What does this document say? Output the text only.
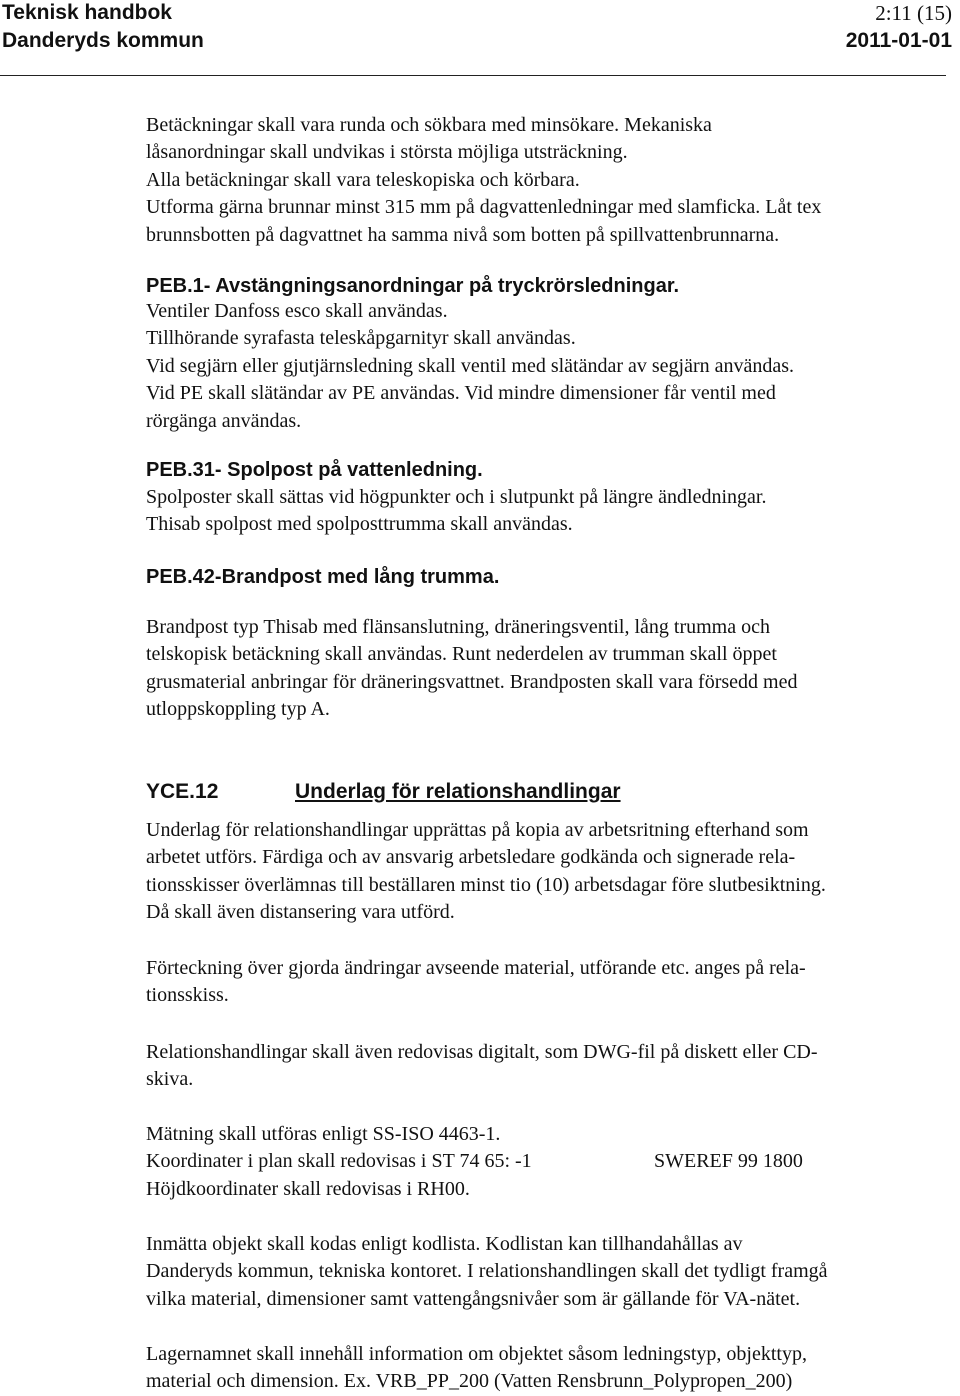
Teknisk handbok	2:11 (15)
Danderyds kommun	2011-01-01
Betäckningar skall vara runda och sökbara med minsökare. Mekaniska
låsanordningar skall undvikas i största möjliga utsträckning.
Alla betäckningar skall vara teleskopiska och körbara.
Utforma gärna brunnar minst 315 mm på dagvattenledningar med slamficka. Låt tex
brunnsbotten på dagvattnet ha samma nivå som botten på spillvattenbrunnarna.
PEB.1- Avstängningsanordningar på tryckrörsledningar.
Ventiler Danfoss esco skall användas.
Tillhörande syrafasta teleskåpgarnityr skall användas.
Vid segjärn eller gjutjärnsledning skall ventil med slätändar av segjärn användas.
Vid PE skall slätändar av PE användas. Vid mindre dimensioner får ventil med
rörgänga användas.
PEB.31- Spolpost på vattenledning.
Spolposter skall sättas vid högpunkter och i slutpunkt på längre ändledningar.
Thisab spolpost med spolposttrumma skall användas.
PEB.42-Brandpost med lång trumma.
Brandpost typ Thisab med flänsanslutning, dräneringsventil, lång trumma och
telskopisk betäckning skall användas. Runt nederdelen av trumman skall öppet
grusmaterial anbringar för dräneringsvattnet. Brandposten skall vara försedd med
utloppskoppling typ A.
YCE.12	Underlag för relationshandlingar
Underlag för relationshandlingar upprättas på kopia av arbetsritning efterhand som
arbetet utförs. Färdiga och av ansvarig arbetsledare godkända och signerade rela-
tionsskisser överlämnas till beställaren minst tio (10) arbetsdagar före slutbesiktning.
Då skall även distansering vara utförd.
Förteckning över gjorda ändringar avseende material, utförande etc. anges på rela-
tionsskiss.
Relationshandlingar skall även redovisas digitalt, som DWG-fil på diskett eller CD-
skiva.
Mätning skall utföras enligt SS-ISO 4463-1.
Koordinater i plan skall redovisas i ST 74 65: -1	SWEREF 99 1800
Höjdkoordinater skall redovisas i RH00.
Inmätta objekt skall kodas enligt kodlista. Kodlistan kan tillhandahållas av
Danderyds kommun, tekniska kontoret. I relationshandlingen skall det tydligt framgå
vilka material, dimensioner samt vattengångsnivåer som är gällande för VA-nätet.
Lagernamnet skall innehåll information om objektet såsom ledningstyp, objekttyp,
material och dimension. Ex. VRB_PP_200 (Vatten Rensbrunn_Polypropen_200)
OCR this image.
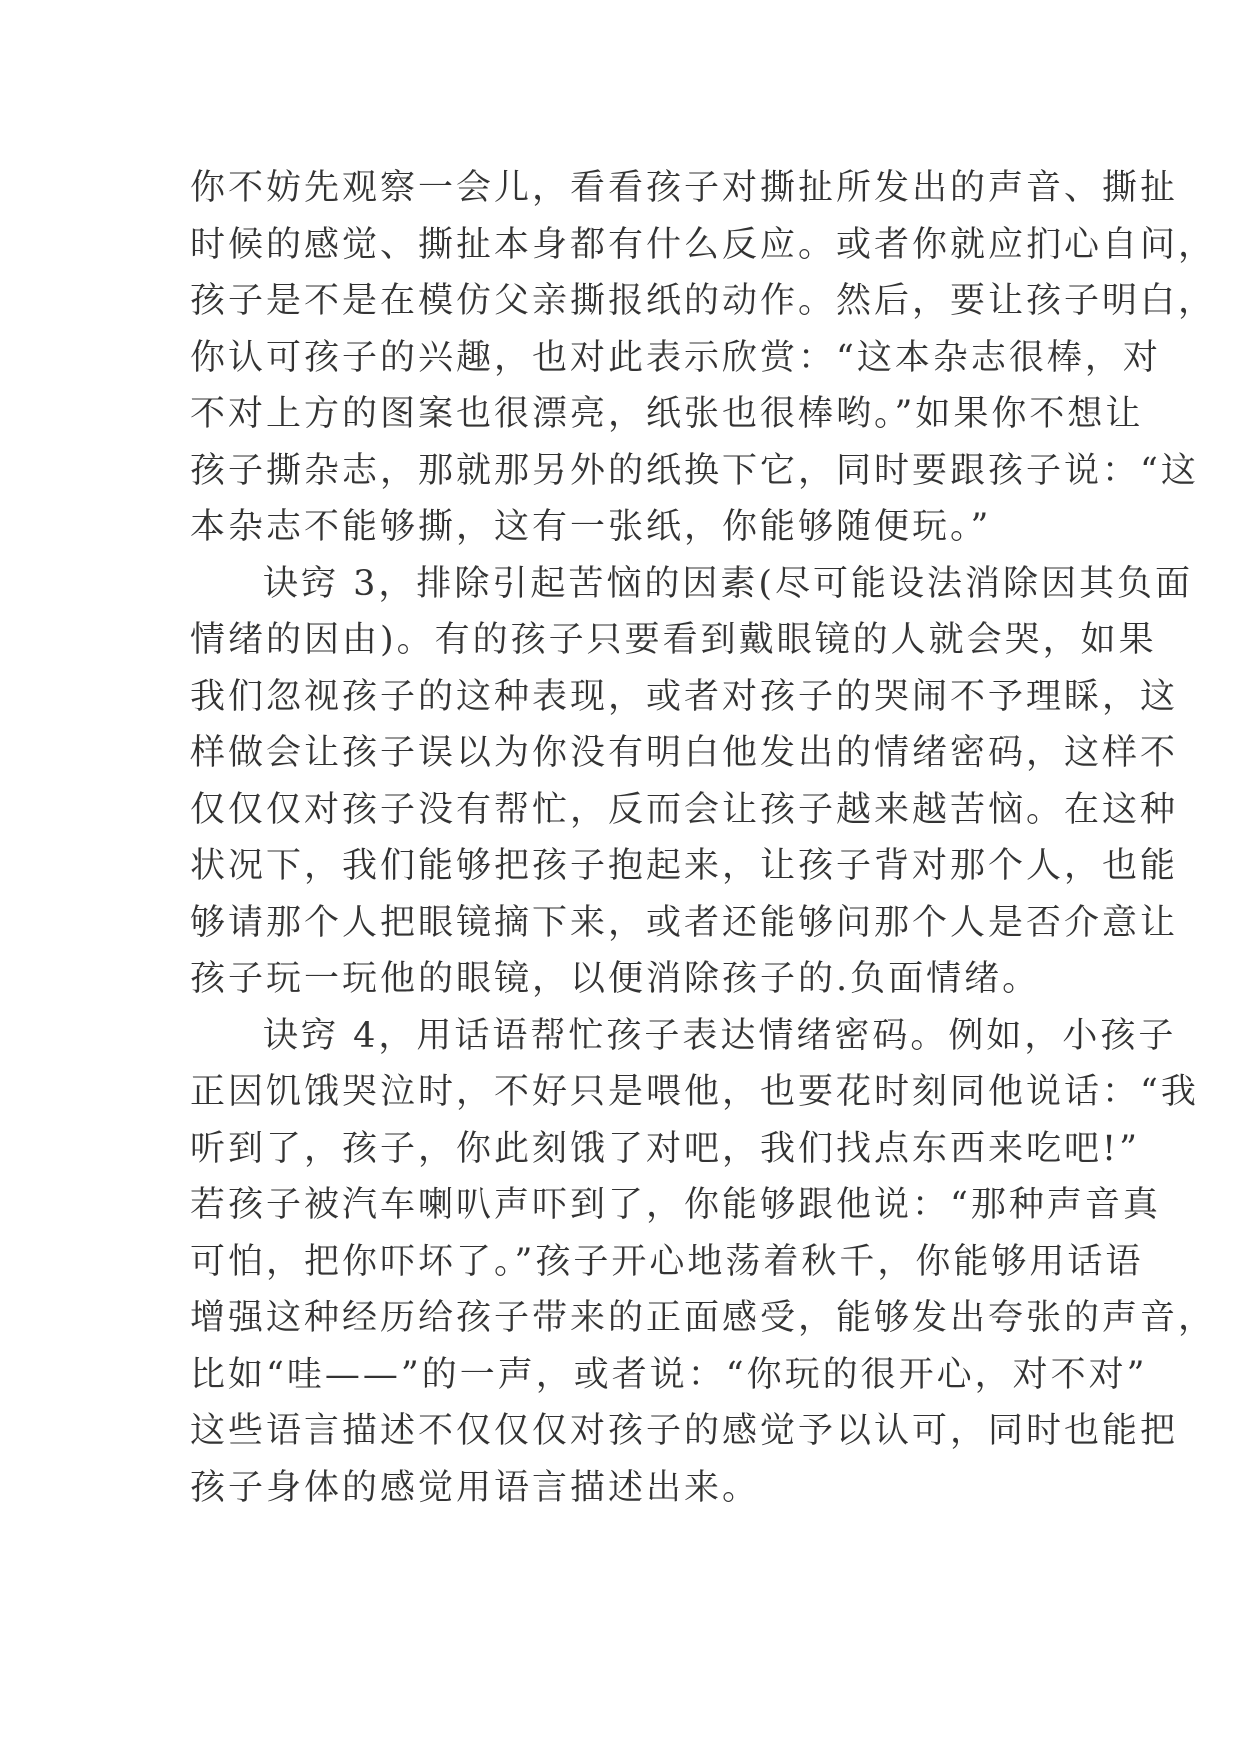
你不妨先观察一会儿，看看孩子对撕扯所发出的声音、撕扯
时候的感觉、撕扯本身都有什么反应。或者你就应扪心自问，
孩子是不是在模仿父亲撕报纸的动作。然后，要让孩子明白，
你认可孩子的兴趣，也对此表示欣赏：“这本杂志很棒，对
不对上方的图案也很漂亮，纸张也很棒哟。”如果你不想让
孩子撕杂志，那就那另外的纸换下它，同时要跟孩子说：“这
本杂志不能够撕，这有一张纸，你能够随便玩。”
诀窍 3，排除引起苦恼的因素(尽可能设法消除因其负面
情绪的因由)。有的孩子只要看到戴眼镜的人就会哭，如果
我们忽视孩子的这种表现，或者对孩子的哭闹不予理睬，这
样做会让孩子误以为你没有明白他发出的情绪密码，这样不
仅仅仅对孩子没有帮忙，反而会让孩子越来越苦恼。在这种
状况下，我们能够把孩子抱起来，让孩子背对那个人，也能
够请那个人把眼镜摘下来，或者还能够问那个人是否介意让
孩子玩一玩他的眼镜，以便消除孩子的.负面情绪。
诀窍 4，用话语帮忙孩子表达情绪密码。例如，小孩子
正因饥饿哭泣时，不好只是喂他，也要花时刻同他说话：“我
听到了，孩子，你此刻饿了对吧，我们找点东西来吃吧!”
若孩子被汽车喇叭声吓到了，你能够跟他说：“那种声音真
可怕，把你吓坏了。”孩子开心地荡着秋千，你能够用话语
增强这种经历给孩子带来的正面感受，能够发出夸张的声音，
比如“哇——”的一声，或者说：“你玩的很开心，对不对”
这些语言描述不仅仅仅对孩子的感觉予以认可，同时也能把
孩子身体的感觉用语言描述出来。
----------------
*Stated goal*
All entries are to be retyped exactly. Omit any embedded images.

*Finished answer*
What does this document say? Output the text only.
Teknisk handbok	2:11 (15)
Danderyds kommun	2011-01-01
Betäckningar skall vara runda och sökbara med minsökare. Mekaniska
låsanordningar skall undvikas i största möjliga utsträckning.
Alla betäckningar skall vara teleskopiska och körbara.
Utforma gärna brunnar minst 315 mm på dagvattenledningar med slamficka. Låt tex
brunnsbotten på dagvattnet ha samma nivå som botten på spillvattenbrunnarna.
PEB.1- Avstängningsanordningar på tryckrörsledningar.
Ventiler Danfoss esco skall användas.
Tillhörande syrafasta teleskåpgarnityr skall användas.
Vid segjärn eller gjutjärnsledning skall ventil med slätändar av segjärn användas.
Vid PE skall slätändar av PE användas. Vid mindre dimensioner får ventil med
rörgänga användas.
PEB.31- Spolpost på vattenledning.
Spolposter skall sättas vid högpunkter och i slutpunkt på längre ändledningar.
Thisab spolpost med spolposttrumma skall användas.
PEB.42-Brandpost med lång trumma.
Brandpost typ Thisab med flänsanslutning, dräneringsventil, lång trumma och
telskopisk betäckning skall användas. Runt nederdelen av trumman skall öppet
grusmaterial anbringar för dräneringsvattnet. Brandposten skall vara försedd med
utloppskoppling typ A.
YCE.12	Underlag för relationshandlingar
Underlag för relationshandlingar upprättas på kopia av arbetsritning efterhand som
arbetet utförs. Färdiga och av ansvarig arbetsledare godkända och signerade rela-
tionsskisser överlämnas till beställaren minst tio (10) arbetsdagar före slutbesiktning.
Då skall även distansering vara utförd.
Förteckning över gjorda ändringar avseende material, utförande etc. anges på rela-
tionsskiss.
Relationshandlingar skall även redovisas digitalt, som DWG-fil på diskett eller CD-
skiva.
Mätning skall utföras enligt SS-ISO 4463-1.
Koordinater i plan skall redovisas i ST 74 65: -1	SWEREF 99 1800
Höjdkoordinater skall redovisas i RH00.
Inmätta objekt skall kodas enligt kodlista. Kodlistan kan tillhandahållas av
Danderyds kommun, tekniska kontoret. I relationshandlingen skall det tydligt framgå
vilka material, dimensioner samt vattengångsnivåer som är gällande för VA-nätet.
Lagernamnet skall innehåll information om objektet såsom ledningstyp, objekttyp,
material och dimension. Ex. VRB_PP_200 (Vatten Rensbrunn_Polypropen_200)
OCR this image.
你不妨先观察一会儿，看看孩子对撕扯所发出的声音、撕扯
时候的感觉、撕扯本身都有什么反应。或者你就应扪心自问，
孩子是不是在模仿父亲撕报纸的动作。然后，要让孩子明白，
你认可孩子的兴趣，也对此表示欣赏：“这本杂志很棒，对
不对上方的图案也很漂亮，纸张也很棒哟。”如果你不想让
孩子撕杂志，那就那另外的纸换下它，同时要跟孩子说：“这
本杂志不能够撕，这有一张纸，你能够随便玩。”
诀窍 3，排除引起苦恼的因素(尽可能设法消除因其负面
情绪的因由)。有的孩子只要看到戴眼镜的人就会哭，如果
我们忽视孩子的这种表现，或者对孩子的哭闹不予理睬，这
样做会让孩子误以为你没有明白他发出的情绪密码，这样不
仅仅仅对孩子没有帮忙，反而会让孩子越来越苦恼。在这种
状况下，我们能够把孩子抱起来，让孩子背对那个人，也能
够请那个人把眼镜摘下来，或者还能够问那个人是否介意让
孩子玩一玩他的眼镜，以便消除孩子的.负面情绪。
诀窍 4，用话语帮忙孩子表达情绪密码。例如，小孩子
正因饥饿哭泣时，不好只是喂他，也要花时刻同他说话：“我
听到了，孩子，你此刻饿了对吧，我们找点东西来吃吧!”
若孩子被汽车喇叭声吓到了，你能够跟他说：“那种声音真
可怕，把你吓坏了。”孩子开心地荡着秋千，你能够用话语
增强这种经历给孩子带来的正面感受，能够发出夸张的声音，
比如“哇——”的一声，或者说：“你玩的很开心，对不对”
这些语言描述不仅仅仅对孩子的感觉予以认可，同时也能把
孩子身体的感觉用语言描述出来。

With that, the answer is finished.